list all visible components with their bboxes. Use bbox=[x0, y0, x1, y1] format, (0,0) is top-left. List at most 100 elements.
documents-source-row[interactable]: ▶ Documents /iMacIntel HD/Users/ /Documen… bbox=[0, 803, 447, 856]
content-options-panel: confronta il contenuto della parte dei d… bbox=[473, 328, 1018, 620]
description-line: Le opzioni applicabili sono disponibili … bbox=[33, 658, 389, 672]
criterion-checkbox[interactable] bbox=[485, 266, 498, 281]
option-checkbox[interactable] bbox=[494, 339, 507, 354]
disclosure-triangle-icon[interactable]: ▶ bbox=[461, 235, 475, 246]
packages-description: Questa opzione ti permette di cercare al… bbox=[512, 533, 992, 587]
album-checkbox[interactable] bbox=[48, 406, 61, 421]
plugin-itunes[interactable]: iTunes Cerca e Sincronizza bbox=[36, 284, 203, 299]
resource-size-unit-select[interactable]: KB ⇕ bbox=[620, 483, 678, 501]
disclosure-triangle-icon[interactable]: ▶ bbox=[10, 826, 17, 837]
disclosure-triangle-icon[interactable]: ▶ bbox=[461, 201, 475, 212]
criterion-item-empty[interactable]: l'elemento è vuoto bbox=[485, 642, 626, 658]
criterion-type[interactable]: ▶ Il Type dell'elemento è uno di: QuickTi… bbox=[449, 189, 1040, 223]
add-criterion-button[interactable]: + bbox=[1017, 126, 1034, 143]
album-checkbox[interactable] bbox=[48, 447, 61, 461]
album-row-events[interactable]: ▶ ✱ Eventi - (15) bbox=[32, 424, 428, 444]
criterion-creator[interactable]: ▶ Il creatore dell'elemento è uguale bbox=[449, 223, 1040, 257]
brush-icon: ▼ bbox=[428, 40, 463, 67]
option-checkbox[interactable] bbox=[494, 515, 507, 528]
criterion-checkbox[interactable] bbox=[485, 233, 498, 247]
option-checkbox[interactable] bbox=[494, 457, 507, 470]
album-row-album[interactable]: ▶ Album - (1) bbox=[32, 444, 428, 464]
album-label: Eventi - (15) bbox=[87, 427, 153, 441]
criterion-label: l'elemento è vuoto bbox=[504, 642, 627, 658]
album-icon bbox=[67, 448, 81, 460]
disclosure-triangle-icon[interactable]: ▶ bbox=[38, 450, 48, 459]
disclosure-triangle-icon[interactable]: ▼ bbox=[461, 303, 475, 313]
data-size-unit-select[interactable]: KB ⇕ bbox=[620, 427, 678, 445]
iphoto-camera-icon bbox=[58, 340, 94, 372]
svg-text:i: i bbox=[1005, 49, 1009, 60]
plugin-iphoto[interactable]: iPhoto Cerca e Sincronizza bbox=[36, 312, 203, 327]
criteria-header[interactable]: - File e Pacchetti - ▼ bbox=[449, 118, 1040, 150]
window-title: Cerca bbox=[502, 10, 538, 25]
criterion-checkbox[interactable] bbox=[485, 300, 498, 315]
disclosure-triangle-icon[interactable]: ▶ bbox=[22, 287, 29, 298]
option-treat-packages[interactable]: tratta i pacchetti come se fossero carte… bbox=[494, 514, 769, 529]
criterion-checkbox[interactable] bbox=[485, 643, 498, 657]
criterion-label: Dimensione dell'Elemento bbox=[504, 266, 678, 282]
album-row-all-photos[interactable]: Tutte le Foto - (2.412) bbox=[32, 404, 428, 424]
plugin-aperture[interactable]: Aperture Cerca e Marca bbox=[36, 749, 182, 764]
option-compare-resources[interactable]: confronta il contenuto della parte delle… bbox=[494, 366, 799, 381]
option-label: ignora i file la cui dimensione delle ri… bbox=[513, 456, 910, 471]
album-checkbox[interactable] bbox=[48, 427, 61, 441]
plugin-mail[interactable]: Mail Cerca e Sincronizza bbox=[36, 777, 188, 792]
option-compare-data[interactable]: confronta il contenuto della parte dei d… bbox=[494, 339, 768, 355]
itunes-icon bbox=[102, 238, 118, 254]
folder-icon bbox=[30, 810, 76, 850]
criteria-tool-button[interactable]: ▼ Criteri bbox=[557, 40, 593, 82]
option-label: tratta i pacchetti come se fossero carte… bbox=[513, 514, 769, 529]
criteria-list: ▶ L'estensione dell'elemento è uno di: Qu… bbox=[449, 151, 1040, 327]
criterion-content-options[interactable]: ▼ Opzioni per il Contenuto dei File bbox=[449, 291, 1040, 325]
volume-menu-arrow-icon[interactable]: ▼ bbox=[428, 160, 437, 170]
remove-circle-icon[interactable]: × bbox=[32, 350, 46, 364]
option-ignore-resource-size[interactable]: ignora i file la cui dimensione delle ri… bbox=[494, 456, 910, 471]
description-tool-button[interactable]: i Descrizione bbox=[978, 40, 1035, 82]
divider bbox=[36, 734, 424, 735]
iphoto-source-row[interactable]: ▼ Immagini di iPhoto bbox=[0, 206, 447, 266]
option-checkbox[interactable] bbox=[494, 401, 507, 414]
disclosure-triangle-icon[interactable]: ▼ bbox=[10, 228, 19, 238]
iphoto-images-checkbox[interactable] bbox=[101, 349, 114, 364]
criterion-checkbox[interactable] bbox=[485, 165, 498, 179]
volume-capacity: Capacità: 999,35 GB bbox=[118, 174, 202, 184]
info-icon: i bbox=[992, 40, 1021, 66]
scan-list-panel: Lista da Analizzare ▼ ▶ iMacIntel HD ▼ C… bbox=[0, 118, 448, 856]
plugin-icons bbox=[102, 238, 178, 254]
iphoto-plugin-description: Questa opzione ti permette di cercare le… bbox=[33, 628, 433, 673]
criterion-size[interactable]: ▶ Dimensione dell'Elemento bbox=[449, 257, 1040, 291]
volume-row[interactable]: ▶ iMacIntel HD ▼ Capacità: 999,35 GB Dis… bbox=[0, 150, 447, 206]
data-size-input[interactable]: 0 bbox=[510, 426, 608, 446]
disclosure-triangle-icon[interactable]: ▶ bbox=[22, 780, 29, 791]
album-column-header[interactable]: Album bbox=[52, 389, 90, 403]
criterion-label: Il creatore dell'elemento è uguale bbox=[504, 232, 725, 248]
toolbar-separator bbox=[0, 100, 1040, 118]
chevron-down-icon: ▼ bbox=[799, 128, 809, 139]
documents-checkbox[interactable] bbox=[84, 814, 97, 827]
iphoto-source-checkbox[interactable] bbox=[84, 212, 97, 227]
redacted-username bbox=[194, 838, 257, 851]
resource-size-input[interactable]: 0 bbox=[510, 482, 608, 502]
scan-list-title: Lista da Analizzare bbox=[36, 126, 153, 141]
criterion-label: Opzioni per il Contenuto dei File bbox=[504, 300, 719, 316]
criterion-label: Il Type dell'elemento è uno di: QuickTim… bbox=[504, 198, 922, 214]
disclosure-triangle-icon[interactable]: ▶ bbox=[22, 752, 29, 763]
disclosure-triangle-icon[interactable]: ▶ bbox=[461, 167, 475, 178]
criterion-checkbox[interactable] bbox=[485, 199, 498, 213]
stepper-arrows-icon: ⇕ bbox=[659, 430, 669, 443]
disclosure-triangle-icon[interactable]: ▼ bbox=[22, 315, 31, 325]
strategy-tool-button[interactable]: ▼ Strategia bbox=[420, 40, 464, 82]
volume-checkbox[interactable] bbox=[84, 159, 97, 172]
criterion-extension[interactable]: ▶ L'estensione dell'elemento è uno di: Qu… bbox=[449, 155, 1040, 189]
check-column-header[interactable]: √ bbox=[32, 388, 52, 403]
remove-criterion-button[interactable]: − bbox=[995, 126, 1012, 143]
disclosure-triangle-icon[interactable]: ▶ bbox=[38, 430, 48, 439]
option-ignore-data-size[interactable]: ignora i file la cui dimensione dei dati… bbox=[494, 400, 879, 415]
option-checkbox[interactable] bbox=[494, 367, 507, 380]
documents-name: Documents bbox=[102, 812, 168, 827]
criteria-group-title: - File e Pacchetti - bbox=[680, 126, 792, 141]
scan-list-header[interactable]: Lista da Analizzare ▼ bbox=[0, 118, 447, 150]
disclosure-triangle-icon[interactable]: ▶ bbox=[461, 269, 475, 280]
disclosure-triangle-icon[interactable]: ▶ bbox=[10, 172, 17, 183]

▬▬▬

To be done: Retype the items from the very first line down through the line that contains "iphoto-camera-icon bbox=[58, 340, 94, 372]", inclusive.

Right answer:
list all visible components with their bboxes. Use bbox=[x0, y0, x1, y1] format, (0,0) is top-left. List at most 100 elements.
documents-source-row[interactable]: ▶ Documents /iMacIntel HD/Users/ /Documen… bbox=[0, 803, 447, 856]
content-options-panel: confronta il contenuto della parte dei d… bbox=[473, 328, 1018, 620]
description-line: Le opzioni applicabili sono disponibili … bbox=[33, 658, 389, 672]
criterion-checkbox[interactable] bbox=[485, 266, 498, 281]
option-checkbox[interactable] bbox=[494, 339, 507, 354]
disclosure-triangle-icon[interactable]: ▶ bbox=[461, 235, 475, 246]
packages-description: Questa opzione ti permette di cercare al… bbox=[512, 533, 992, 587]
album-checkbox[interactable] bbox=[48, 406, 61, 421]
plugin-itunes[interactable]: iTunes Cerca e Sincronizza bbox=[36, 284, 203, 299]
resource-size-unit-select[interactable]: KB ⇕ bbox=[620, 483, 678, 501]
disclosure-triangle-icon[interactable]: ▶ bbox=[10, 826, 17, 837]
disclosure-triangle-icon[interactable]: ▶ bbox=[461, 201, 475, 212]
criterion-item-empty[interactable]: l'elemento è vuoto bbox=[485, 642, 626, 658]
criterion-type[interactable]: ▶ Il Type dell'elemento è uno di: QuickTi… bbox=[449, 189, 1040, 223]
add-criterion-button[interactable]: + bbox=[1017, 126, 1034, 143]
album-checkbox[interactable] bbox=[48, 447, 61, 461]
album-row-events[interactable]: ▶ ✱ Eventi - (15) bbox=[32, 424, 428, 444]
criterion-creator[interactable]: ▶ Il creatore dell'elemento è uguale bbox=[449, 223, 1040, 257]
brush-icon: ▼ bbox=[428, 40, 463, 67]
option-checkbox[interactable] bbox=[494, 515, 507, 528]
criterion-checkbox[interactable] bbox=[485, 233, 498, 247]
option-checkbox[interactable] bbox=[494, 457, 507, 470]
album-row-album[interactable]: ▶ Album - (1) bbox=[32, 444, 428, 464]
album-label: Eventi - (15) bbox=[87, 427, 153, 441]
criterion-label: l'elemento è vuoto bbox=[504, 642, 627, 658]
album-icon bbox=[67, 448, 81, 460]
disclosure-triangle-icon[interactable]: ▶ bbox=[38, 450, 48, 459]
disclosure-triangle-icon[interactable]: ▼ bbox=[461, 303, 475, 313]
data-size-unit-select[interactable]: KB ⇕ bbox=[620, 427, 678, 445]
iphoto-camera-icon bbox=[58, 340, 94, 372]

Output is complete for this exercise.